DATA FOR THE TASK:
((

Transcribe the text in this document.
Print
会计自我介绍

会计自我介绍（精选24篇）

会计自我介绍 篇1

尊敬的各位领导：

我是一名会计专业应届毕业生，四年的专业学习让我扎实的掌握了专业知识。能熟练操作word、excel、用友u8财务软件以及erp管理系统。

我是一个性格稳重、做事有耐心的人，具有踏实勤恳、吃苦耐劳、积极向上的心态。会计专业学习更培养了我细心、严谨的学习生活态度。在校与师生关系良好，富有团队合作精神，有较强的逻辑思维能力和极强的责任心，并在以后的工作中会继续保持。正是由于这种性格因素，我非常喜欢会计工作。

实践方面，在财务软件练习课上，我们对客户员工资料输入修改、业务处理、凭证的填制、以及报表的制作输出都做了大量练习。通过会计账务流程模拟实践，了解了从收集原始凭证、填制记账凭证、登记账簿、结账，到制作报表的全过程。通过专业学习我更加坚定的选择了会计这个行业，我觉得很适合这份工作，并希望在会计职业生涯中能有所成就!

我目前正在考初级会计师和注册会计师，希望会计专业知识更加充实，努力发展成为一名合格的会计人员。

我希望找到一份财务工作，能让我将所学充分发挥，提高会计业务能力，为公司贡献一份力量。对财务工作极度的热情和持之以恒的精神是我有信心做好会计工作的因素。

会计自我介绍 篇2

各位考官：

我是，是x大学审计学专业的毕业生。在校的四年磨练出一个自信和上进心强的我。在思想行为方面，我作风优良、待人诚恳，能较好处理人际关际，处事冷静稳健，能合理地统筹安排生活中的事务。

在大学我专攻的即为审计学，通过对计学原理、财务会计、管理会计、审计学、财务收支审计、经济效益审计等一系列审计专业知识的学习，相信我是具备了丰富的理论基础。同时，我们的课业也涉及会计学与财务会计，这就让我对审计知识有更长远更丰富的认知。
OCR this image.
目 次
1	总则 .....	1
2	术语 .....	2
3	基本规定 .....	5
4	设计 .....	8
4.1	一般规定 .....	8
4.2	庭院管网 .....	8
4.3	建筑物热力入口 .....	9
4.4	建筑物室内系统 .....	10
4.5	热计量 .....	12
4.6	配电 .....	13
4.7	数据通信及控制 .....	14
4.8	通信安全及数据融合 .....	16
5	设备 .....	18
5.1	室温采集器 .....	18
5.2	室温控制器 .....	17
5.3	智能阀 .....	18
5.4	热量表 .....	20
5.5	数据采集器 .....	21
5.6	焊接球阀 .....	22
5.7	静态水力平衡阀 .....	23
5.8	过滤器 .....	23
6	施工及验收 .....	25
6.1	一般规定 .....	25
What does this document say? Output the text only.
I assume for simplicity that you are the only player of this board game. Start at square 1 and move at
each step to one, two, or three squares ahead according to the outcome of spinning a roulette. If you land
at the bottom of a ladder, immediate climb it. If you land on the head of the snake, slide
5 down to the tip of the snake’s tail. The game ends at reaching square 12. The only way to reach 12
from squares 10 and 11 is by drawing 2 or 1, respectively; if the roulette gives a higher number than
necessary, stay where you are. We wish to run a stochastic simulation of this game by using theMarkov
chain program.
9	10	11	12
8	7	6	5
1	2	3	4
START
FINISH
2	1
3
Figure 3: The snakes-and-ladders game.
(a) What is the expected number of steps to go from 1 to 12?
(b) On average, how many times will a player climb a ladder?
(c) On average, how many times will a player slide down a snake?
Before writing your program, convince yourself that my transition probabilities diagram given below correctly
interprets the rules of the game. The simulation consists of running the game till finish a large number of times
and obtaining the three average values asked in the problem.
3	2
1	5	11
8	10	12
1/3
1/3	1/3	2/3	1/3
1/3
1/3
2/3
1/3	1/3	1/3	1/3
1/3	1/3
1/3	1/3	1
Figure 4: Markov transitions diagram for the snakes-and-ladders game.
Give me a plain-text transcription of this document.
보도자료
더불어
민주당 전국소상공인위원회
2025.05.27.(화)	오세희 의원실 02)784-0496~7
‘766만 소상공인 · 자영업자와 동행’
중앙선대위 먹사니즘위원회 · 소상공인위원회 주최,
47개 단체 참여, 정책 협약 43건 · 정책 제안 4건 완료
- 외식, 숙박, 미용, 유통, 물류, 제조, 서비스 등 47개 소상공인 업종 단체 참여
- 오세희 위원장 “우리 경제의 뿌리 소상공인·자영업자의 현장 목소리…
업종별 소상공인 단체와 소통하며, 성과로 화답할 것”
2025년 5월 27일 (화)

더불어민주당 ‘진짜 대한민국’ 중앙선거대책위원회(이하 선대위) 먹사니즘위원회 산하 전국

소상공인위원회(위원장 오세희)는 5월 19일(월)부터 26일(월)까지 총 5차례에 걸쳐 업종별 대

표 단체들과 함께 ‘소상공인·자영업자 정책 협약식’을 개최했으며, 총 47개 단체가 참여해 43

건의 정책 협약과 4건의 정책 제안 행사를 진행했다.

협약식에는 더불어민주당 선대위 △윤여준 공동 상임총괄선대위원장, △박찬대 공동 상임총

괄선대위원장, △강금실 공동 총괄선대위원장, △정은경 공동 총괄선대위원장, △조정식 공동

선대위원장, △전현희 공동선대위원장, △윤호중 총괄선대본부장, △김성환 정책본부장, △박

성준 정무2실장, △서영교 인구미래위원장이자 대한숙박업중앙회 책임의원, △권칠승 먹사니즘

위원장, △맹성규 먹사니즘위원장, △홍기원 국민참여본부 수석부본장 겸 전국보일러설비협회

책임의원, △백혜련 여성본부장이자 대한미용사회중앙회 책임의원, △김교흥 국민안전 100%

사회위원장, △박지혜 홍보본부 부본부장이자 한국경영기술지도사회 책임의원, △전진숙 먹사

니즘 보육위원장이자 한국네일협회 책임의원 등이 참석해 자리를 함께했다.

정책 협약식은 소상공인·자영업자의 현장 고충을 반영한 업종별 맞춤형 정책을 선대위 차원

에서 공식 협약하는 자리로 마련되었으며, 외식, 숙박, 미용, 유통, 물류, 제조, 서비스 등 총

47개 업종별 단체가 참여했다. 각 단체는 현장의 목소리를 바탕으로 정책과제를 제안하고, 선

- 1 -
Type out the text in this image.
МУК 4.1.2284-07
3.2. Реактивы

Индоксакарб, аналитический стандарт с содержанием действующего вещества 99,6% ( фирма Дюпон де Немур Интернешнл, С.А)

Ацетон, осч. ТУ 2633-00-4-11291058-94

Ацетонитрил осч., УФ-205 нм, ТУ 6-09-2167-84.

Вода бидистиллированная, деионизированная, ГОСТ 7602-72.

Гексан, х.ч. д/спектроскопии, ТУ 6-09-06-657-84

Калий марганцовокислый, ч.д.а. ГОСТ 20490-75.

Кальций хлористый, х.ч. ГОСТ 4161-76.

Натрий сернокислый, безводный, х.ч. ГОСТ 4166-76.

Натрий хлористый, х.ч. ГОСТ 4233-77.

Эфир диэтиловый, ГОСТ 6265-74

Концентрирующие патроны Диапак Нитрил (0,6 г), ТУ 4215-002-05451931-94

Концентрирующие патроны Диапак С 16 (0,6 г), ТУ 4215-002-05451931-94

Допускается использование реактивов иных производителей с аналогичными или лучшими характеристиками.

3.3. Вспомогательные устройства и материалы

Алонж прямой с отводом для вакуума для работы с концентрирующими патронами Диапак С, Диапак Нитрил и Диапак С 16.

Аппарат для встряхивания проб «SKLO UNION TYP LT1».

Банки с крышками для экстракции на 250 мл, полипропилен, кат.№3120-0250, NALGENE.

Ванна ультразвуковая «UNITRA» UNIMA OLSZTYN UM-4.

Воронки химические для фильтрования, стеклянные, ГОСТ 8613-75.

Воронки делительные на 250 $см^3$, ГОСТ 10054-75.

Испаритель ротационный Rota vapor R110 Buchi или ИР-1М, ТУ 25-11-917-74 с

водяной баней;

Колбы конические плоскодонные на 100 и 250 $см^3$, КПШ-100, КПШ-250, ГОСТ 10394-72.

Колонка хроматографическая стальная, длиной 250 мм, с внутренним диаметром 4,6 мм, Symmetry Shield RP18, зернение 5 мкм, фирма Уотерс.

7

))

SHORT EXERCISE:
Identify each line of the material where the word "program" shows up, and copy it.

WRITTEN RESPONSE:
chain program.
Before writing your program, convince yourself that my transition probabilities diagram given below correctly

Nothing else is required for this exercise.